··· SELECTED EXCERPT ···

As my child grew up a little, I began to feel restless for resuming my professional life. I knew corporate jobs were out of bounds for me, as I couldn’t leave my kid with a hired help for the whole day.
Teaching and training had always been close to my heart. From childhood, I loved teaching and had wanted to become a teacher when I grew up. I had pursued English Literature, and later Business Management in college for doing something in academics.
Now I thought of taking up teaching on a part-time basis, for the flexibility it offered to qualified homemakers like me. After applying to various management institutes, I was finally appointed as visiting faculty member at two management institutes. I was to teach HRM, Organizational Behaviour and Industrial Relations in one institute, and Soft Skills and Business Communication at another.
I couldn’t believe my luck! I didn’t have to compromise on my family life, I got the job I enjoyed, and as a bonus, the pay was good. My students responded well to my teaching, and I loved interacting with bright young minds. Heck, I even enjoyed disciplining the no-gooders and bringing them in line!

···

# JOB A
Render the records from their start through the line containing "Text: 50100: 50100 (170, 160, 196, 170)", inclusive, as a Markdown table with the columns Row and Record line. Number each row and leave out blank lines.

··· DATA RECORDS ···

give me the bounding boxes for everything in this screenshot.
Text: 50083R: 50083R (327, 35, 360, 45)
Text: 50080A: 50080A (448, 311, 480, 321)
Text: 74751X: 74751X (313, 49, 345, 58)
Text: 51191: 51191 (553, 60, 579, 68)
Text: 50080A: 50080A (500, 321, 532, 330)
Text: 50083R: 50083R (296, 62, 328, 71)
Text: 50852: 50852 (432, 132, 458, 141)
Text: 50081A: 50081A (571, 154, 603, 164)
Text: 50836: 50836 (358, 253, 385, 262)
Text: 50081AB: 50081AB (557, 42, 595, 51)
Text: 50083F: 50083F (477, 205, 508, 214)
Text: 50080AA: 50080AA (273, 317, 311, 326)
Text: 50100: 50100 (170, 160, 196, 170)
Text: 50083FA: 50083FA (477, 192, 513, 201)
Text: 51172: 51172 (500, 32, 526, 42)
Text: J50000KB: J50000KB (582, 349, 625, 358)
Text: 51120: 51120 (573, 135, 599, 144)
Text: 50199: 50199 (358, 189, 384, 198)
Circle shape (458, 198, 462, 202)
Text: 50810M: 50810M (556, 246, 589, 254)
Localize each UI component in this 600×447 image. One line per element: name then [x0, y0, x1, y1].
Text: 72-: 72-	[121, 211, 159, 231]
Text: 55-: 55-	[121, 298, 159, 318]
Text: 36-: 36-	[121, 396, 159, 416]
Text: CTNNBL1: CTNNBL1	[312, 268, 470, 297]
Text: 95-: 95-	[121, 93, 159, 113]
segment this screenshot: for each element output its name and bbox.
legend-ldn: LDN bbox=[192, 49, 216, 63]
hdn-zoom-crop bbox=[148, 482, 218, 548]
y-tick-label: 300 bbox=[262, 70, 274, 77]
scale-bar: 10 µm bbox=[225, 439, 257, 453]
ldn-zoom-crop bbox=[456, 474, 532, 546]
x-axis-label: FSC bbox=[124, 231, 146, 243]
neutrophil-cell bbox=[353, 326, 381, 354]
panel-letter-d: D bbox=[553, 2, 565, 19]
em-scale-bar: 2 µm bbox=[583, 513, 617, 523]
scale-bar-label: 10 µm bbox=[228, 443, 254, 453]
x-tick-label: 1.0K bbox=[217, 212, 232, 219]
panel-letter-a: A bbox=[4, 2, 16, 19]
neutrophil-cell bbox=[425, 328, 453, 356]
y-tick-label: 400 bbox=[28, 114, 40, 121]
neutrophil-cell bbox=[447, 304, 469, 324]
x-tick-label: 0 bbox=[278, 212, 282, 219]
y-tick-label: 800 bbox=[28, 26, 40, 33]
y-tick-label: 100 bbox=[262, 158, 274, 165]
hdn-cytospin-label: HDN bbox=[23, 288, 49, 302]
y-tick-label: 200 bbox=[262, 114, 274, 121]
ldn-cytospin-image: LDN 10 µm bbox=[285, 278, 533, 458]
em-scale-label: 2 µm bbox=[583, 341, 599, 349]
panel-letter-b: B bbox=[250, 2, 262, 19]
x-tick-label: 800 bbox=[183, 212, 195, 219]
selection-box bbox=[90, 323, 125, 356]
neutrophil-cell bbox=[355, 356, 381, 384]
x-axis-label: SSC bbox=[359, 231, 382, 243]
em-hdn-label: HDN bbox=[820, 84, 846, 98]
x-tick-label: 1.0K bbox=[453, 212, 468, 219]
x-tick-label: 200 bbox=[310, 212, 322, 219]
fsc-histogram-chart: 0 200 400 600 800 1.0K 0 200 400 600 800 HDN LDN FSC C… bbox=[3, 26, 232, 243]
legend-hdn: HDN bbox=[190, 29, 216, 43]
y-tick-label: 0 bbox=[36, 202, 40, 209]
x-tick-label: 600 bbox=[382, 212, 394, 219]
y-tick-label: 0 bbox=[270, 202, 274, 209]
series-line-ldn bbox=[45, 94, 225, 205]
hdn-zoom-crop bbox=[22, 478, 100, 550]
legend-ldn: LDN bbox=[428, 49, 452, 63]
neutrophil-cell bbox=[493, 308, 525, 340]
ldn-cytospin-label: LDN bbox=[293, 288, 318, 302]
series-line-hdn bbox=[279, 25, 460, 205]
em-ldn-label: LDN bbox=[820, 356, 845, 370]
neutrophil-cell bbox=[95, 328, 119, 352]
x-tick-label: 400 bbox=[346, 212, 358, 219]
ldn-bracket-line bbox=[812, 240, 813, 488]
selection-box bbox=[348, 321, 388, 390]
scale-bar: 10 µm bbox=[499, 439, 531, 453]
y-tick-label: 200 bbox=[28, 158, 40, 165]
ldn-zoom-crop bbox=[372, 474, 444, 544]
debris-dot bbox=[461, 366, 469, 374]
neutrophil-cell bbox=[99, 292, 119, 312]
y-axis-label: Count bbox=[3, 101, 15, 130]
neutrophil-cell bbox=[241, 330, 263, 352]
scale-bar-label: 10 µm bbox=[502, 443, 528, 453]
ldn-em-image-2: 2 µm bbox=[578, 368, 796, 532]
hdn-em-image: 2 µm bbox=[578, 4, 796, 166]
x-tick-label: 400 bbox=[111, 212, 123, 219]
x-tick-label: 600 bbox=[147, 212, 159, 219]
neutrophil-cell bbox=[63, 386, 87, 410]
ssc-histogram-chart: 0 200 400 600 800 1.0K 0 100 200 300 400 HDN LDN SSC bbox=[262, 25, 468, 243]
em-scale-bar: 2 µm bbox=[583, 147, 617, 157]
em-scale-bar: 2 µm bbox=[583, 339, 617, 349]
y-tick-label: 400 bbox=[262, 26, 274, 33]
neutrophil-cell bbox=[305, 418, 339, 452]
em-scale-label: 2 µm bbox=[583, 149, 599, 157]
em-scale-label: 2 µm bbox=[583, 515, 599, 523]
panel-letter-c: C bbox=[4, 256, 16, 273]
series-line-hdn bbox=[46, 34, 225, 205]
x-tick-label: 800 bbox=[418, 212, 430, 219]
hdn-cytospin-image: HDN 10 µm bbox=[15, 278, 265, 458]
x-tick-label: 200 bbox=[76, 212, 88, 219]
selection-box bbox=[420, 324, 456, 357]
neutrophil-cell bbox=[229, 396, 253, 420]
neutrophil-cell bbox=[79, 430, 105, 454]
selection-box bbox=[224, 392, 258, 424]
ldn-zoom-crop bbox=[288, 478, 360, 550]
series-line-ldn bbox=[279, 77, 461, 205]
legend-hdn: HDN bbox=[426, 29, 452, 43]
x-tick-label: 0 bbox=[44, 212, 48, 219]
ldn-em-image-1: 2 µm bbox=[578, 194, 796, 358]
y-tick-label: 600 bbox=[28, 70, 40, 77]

···

# JOB B
From the account of taking up part-time teaching, reproduce the passage between "As my child" and "Communication at another.", inclusive.

# EXERCISE OUTPUT A
| Row | Record line |
|---|---|
| 1 | give me the bounding boxes for everything in this screenshot. |
| 2 | Text: 50083R: 50083R (327, 35, 360, 45) |
| 3 | Text: 50080A: 50080A (448, 311, 480, 321) |
| 4 | Text: 74751X: 74751X (313, 49, 345, 58) |
| 5 | Text: 51191: 51191 (553, 60, 579, 68) |
| 6 | Text: 50080A: 50080A (500, 321, 532, 330) |
| 7 | Text: 50083R: 50083R (296, 62, 328, 71) |
| 8 | Text: 50852: 50852 (432, 132, 458, 141) |
| 9 | Text: 50081A: 50081A (571, 154, 603, 164) |
| 10 | Text: 50836: 50836 (358, 253, 385, 262) |
| 11 | Text: 50081AB: 50081AB (557, 42, 595, 51) |
| 12 | Text: 50083F: 50083F (477, 205, 508, 214) |
| 13 | Text: 50080AA: 50080AA (273, 317, 311, 326) |
| 14 | Text: 50100: 50100 (170, 160, 196, 170) |

# EXERCISE OUTPUT B
As my child grew up a little, I began to feel restless for resuming my professional life. I knew corporate jobs were out of bounds for me, as I couldn’t leave my kid with a hired help for the whole day.
Teaching and training had always been close to my heart. From childhood, I loved teaching and had wanted to become a teacher when I grew up. I had pursued English Literature, and later Business Management in college for doing something in academics.
Now I thought of taking up teaching on a part-time basis, for the flexibility it offered to qualified homemakers like me. After applying to various management institutes, I was finally appointed as visiting faculty member at two management institutes. I was to teach HRM, Organizational Behaviour and Industrial Relations in one institute, and Soft Skills and Business Communication at another.